BEGIN

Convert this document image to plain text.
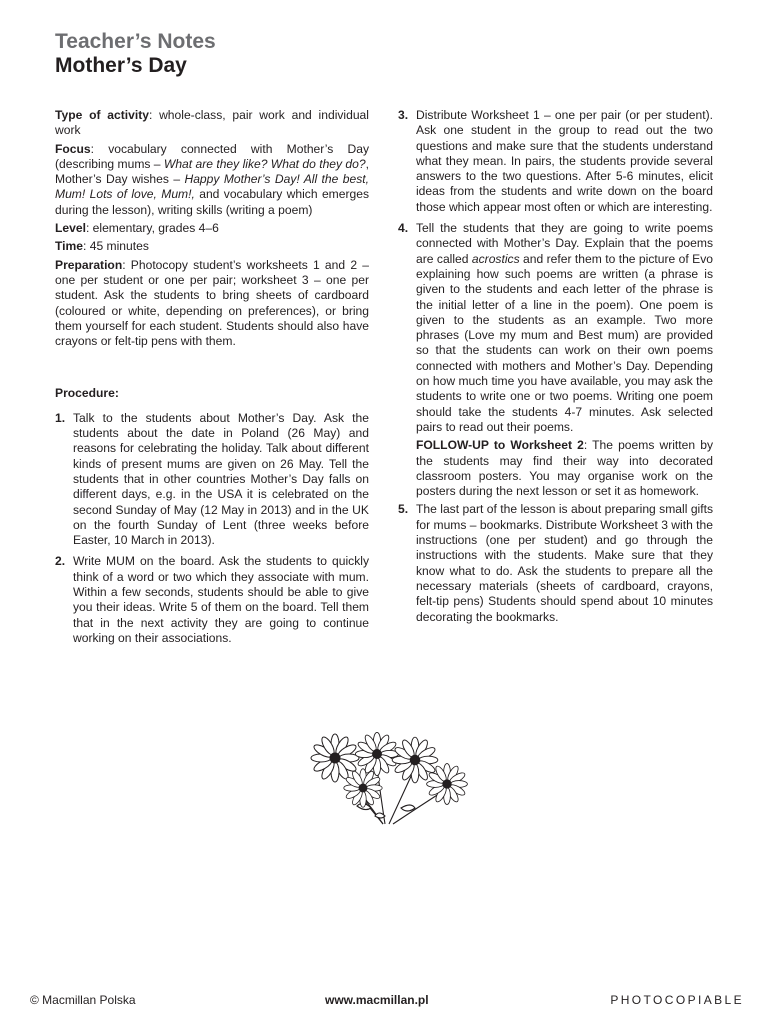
Teacher’s Notes
Mother’s Day

Type of activity: whole-class, pair work and individual work

Focus: vocabulary connected with Mother’s Day (describing mums – What are they like? What do they do?, Mother’s Day wishes – Happy Mother’s Day! All the best, Mum! Lots of love, Mum!, and vocabulary which emerges during the lesson), writing skills (writing a poem)

Level: elementary, grades 4–6

Time: 45 minutes

Preparation: Photocopy student’s worksheets 1 and 2 – one per student or one per pair; worksheet 3 – one per student. Ask the students to bring sheets of cardboard (coloured or white, depending on preferences), or bring them yourself for each student. Students should also have crayons or felt-tip pens with them.

Procedure:

1. Talk to the students about Mother’s Day. Ask the students about the date in Poland (26 May) and reasons for celebrating the holiday. Talk about different kinds of present mums are given on 26 May. Tell the students that in other countries Mother’s Day falls on different days, e.g. in the USA it is celebrated on the second Sunday of May (12 May in 2013) and in the UK on the fourth Sunday of Lent (three weeks before Easter, 10 March in 2013).
2. Write MUM on the board. Ask the students to quickly think of a word or two which they associate with mum. Within a few seconds, students should be able to give you their ideas. Write 5 of them on the board. Tell them that in the next activity they are going to continue working on their associations.
3. Distribute Worksheet 1 – one per pair (or per student). Ask one student in the group to read out the two questions and make sure that the students understand what they mean. In pairs, the students provide several answers to the two questions. After 5-6 minutes, elicit ideas from the students and write down on the board those which appear most often or which are interesting.
4. Tell the students that they are going to write poems connected with Mother’s Day. Explain that the poems are called acrostics and refer them to the picture of Evo explaining how such poems are written (a phrase is given to the students and each letter of the phrase is the initial letter of a line in the poem). One poem is given to the students as an example. Two more phrases (Love my mum and Best mum) are provided so that the students can work on their own poems connected with mothers and Mother’s Day. Depending on how much time you have available, you may ask the students to write one or two poems. Writing one poem should take the students 4-7 minutes. Ask selected pairs to read out their poems.

FOLLOW-UP to Worksheet 2: The poems written by the students may find their way into decorated classroom posters. You may organise work on the posters during the next lesson or set it as homework.

5. The last part of the lesson is about preparing small gifts for mums – bookmarks. Distribute Worksheet 3 with the instructions (one per student) and go through the instructions with the students. Make sure that they know what to do. Ask the students to prepare all the necessary materials (sheets of cardboard, crayons, felt-tip pens) Students should spend about 10 minutes decorating the bookmarks.
© Macmillan Polska	www.macmillan.pl	PHOTOCOPIABLE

END

:: Written instruction ::
Filter out all lines lacking the word "given" and copy the rest.

:: Answer for the task ::
1. Talk to the students about Mother’s Day. Ask the students about the date in Poland (26 May) and reasons for celebrating the holiday. Talk about different kinds of present mums are given on 26 May. Tell the students that in other countries Mother’s Day falls on different days, e.g. in the USA it is celebrated on the second Sunday of May (12 May in 2013) and in the UK on the fourth Sunday of Lent (three weeks before Easter, 10 March in 2013).
4. Tell the students that they are going to write poems connected with Mother’s Day. Explain that the poems are called acrostics and refer them to the picture of Evo explaining how such poems are written (a phrase is given to the students and each letter of the phrase is the initial letter of a line in the poem). One poem is given to the students as an example. Two more phrases (Love my mum and Best mum) are provided so that the students can work on their own poems connected with mothers and Mother’s Day. Depending on how much time you have available, you may ask the students to write one or two poems. Writing one poem should take the students 4-7 minutes. Ask selected pairs to read out their poems.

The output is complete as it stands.